§ **Given data**
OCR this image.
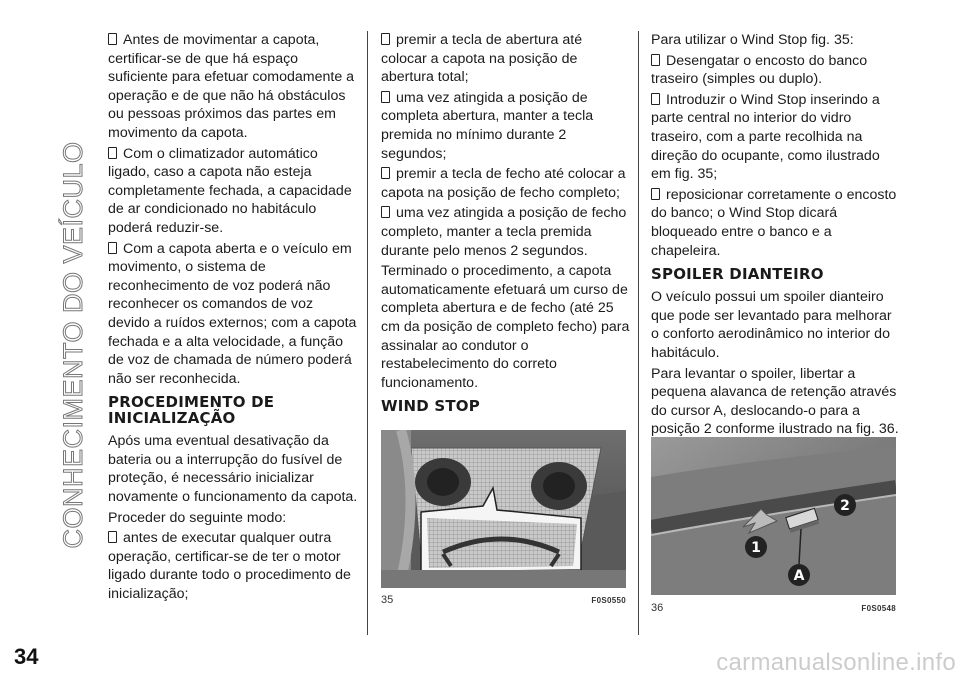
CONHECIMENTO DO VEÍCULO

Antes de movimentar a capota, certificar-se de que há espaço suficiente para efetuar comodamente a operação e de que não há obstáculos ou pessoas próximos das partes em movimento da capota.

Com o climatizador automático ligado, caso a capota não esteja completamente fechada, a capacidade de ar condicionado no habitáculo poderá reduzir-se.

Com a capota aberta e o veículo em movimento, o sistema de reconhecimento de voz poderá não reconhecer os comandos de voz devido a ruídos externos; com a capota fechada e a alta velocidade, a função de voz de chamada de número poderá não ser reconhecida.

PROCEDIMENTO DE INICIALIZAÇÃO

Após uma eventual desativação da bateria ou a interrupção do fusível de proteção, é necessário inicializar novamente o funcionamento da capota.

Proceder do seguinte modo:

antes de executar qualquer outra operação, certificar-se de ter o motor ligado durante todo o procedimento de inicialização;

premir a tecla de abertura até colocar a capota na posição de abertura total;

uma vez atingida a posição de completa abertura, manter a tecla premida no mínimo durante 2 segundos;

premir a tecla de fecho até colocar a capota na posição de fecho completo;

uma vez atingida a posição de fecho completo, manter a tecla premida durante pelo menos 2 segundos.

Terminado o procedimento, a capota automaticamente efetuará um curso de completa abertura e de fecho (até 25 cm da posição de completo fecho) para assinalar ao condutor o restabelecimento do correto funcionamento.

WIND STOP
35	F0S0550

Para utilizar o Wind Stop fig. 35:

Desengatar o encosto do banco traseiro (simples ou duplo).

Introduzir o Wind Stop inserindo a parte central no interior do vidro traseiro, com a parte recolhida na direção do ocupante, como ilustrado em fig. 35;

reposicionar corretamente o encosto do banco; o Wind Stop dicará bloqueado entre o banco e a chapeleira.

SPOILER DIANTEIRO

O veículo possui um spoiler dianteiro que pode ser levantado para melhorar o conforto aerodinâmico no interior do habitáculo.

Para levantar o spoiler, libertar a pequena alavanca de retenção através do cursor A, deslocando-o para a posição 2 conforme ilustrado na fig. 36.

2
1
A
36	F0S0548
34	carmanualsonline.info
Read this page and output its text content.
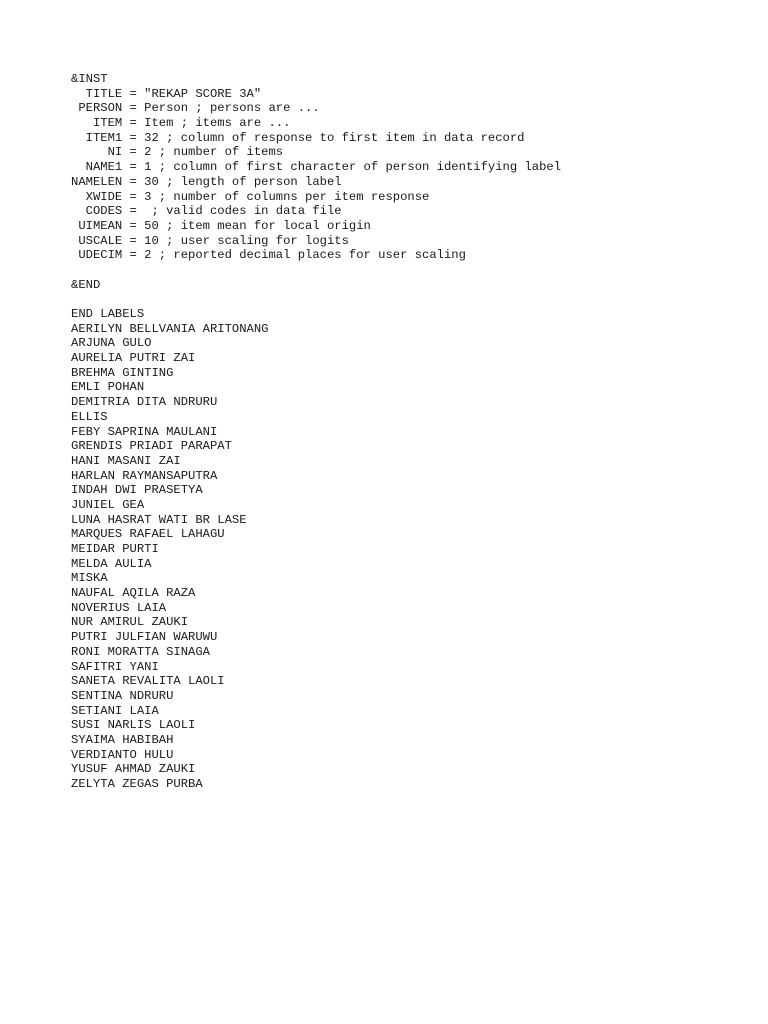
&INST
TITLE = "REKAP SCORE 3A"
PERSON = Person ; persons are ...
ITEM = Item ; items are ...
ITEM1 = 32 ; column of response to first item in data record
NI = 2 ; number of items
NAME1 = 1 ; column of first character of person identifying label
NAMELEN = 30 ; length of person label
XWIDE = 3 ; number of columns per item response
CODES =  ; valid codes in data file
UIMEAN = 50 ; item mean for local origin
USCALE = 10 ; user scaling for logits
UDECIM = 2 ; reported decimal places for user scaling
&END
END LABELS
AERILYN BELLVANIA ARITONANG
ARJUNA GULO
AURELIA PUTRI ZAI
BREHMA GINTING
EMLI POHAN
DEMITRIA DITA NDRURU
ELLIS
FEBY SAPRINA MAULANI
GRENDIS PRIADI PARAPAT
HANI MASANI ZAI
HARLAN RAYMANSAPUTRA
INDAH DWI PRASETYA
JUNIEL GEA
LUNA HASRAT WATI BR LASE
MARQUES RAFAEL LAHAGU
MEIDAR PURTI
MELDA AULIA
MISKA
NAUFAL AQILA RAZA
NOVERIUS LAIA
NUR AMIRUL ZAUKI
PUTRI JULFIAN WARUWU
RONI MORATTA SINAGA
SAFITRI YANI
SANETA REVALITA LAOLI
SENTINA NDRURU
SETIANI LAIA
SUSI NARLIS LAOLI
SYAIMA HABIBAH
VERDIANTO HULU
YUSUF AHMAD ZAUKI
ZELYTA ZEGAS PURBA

---

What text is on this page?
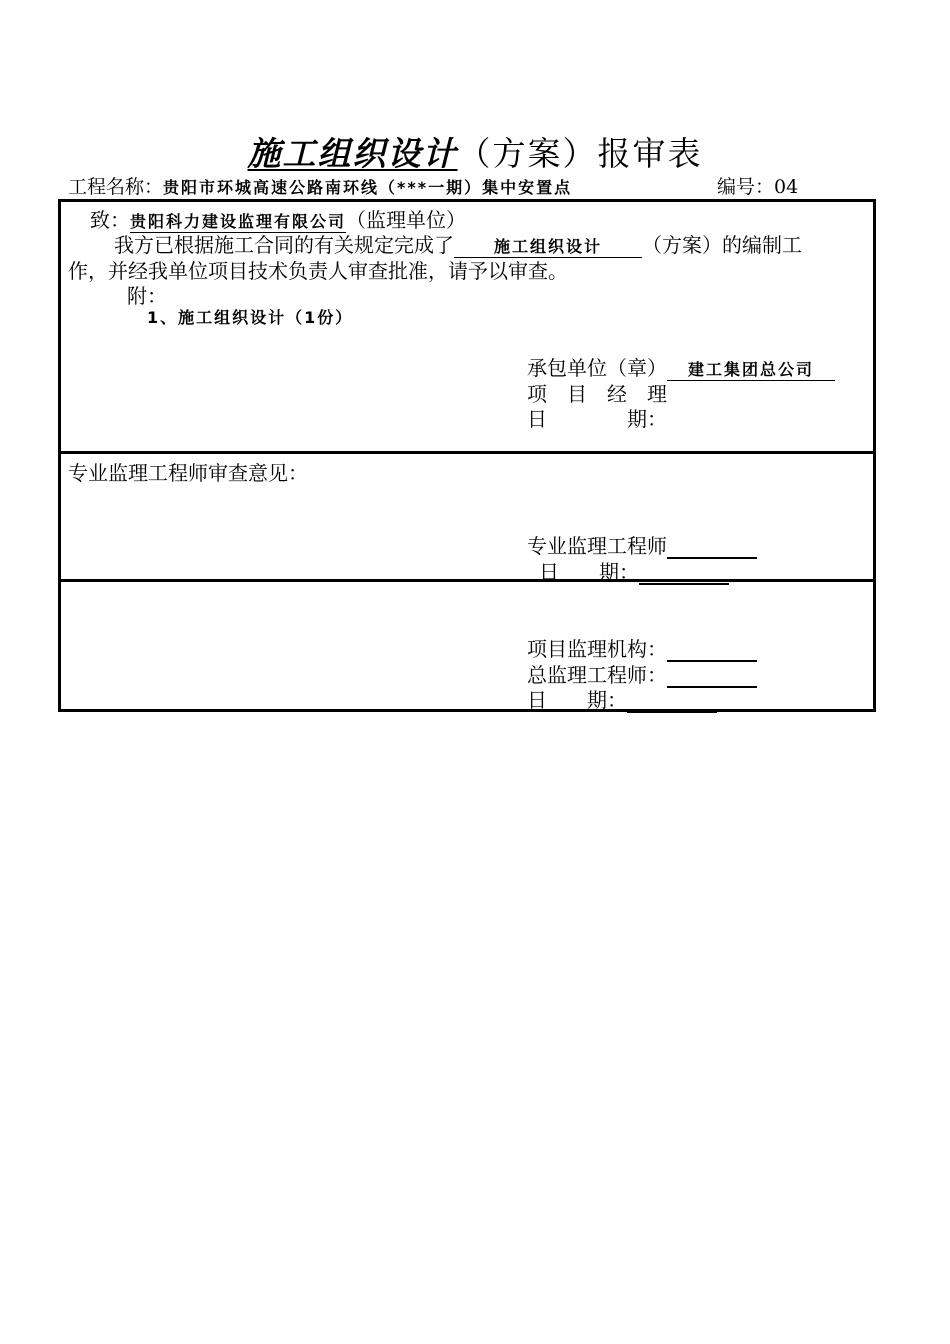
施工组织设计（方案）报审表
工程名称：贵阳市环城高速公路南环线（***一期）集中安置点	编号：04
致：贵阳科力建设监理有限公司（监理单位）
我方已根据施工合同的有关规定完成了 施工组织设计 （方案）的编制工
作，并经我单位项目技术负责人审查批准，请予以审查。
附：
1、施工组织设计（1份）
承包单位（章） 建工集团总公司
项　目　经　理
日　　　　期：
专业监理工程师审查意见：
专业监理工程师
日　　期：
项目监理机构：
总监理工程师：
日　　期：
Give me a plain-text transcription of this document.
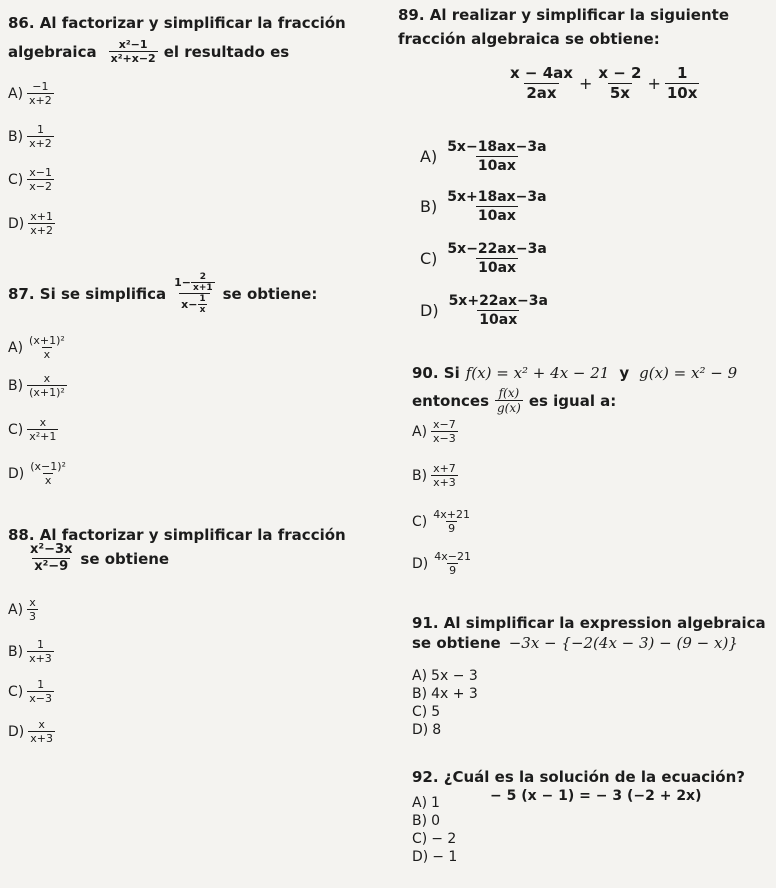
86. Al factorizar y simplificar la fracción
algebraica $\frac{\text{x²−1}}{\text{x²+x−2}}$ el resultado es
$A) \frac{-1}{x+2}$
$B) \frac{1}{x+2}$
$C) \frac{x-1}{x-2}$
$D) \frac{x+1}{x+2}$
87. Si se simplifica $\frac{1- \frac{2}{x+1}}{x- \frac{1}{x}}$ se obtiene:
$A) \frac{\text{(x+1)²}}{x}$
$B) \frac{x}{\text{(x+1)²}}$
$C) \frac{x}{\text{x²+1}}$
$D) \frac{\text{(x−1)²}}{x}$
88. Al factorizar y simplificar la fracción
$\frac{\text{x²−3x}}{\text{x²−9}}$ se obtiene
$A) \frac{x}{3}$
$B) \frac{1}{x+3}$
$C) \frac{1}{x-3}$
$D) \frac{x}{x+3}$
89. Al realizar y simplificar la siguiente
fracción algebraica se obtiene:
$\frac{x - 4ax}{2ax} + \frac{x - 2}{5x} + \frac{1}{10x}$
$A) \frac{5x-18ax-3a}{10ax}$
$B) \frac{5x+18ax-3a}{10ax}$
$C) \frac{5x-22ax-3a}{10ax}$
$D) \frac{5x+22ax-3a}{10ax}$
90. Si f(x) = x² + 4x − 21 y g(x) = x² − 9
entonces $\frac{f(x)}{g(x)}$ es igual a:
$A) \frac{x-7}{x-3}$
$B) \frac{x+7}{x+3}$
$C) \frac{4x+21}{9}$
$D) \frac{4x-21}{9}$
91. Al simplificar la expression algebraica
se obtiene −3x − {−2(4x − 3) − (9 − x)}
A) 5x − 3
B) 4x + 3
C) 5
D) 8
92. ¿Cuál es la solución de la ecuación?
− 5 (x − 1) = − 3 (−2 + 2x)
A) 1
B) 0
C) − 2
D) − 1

* * *

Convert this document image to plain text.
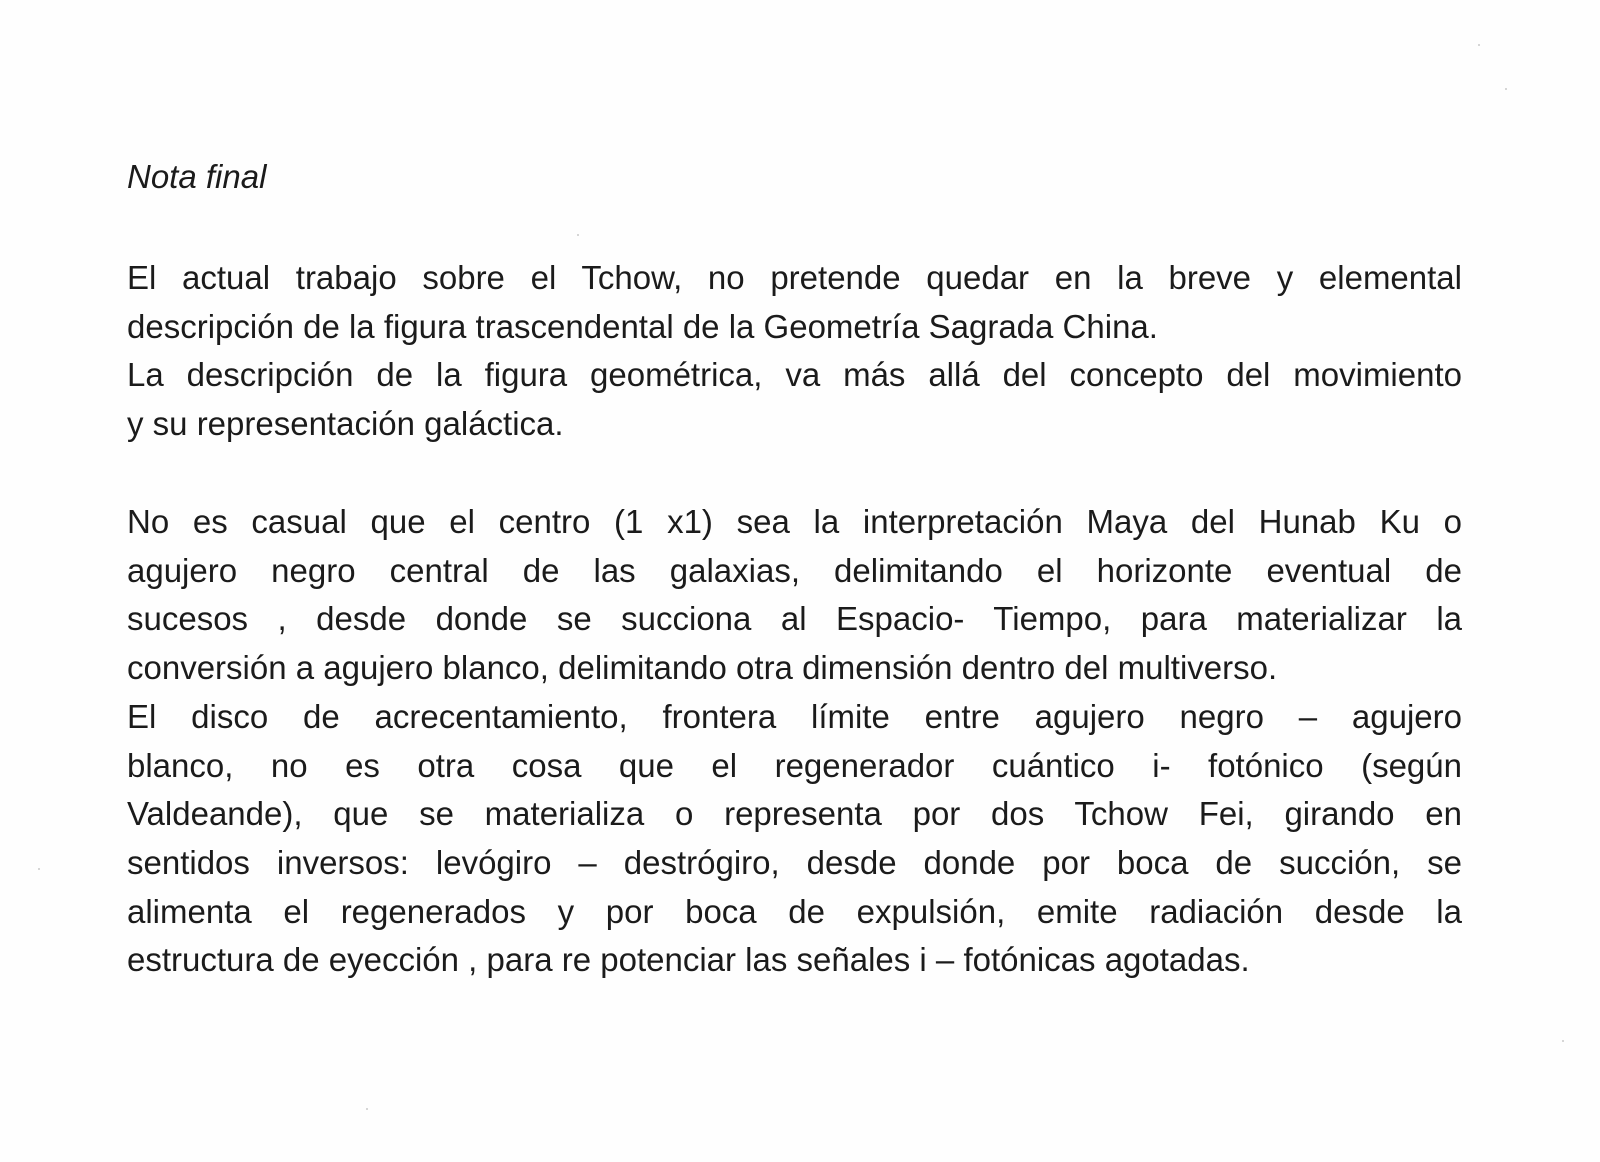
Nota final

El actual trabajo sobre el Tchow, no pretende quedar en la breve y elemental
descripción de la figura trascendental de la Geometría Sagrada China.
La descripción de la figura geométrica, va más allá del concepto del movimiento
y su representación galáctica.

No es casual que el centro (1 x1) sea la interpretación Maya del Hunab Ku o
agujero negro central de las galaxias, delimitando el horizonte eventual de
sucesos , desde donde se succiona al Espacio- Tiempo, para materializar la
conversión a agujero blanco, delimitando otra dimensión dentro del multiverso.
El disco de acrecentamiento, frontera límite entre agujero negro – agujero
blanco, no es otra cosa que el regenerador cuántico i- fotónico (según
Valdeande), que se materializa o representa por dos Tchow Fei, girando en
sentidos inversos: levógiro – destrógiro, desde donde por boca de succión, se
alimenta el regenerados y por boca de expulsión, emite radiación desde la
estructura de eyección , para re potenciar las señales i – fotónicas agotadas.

§ **Goal**
Supply the count of lines in the entries that contain the word "scaling", and nothing besides.

§ **Solution for this exercise**
2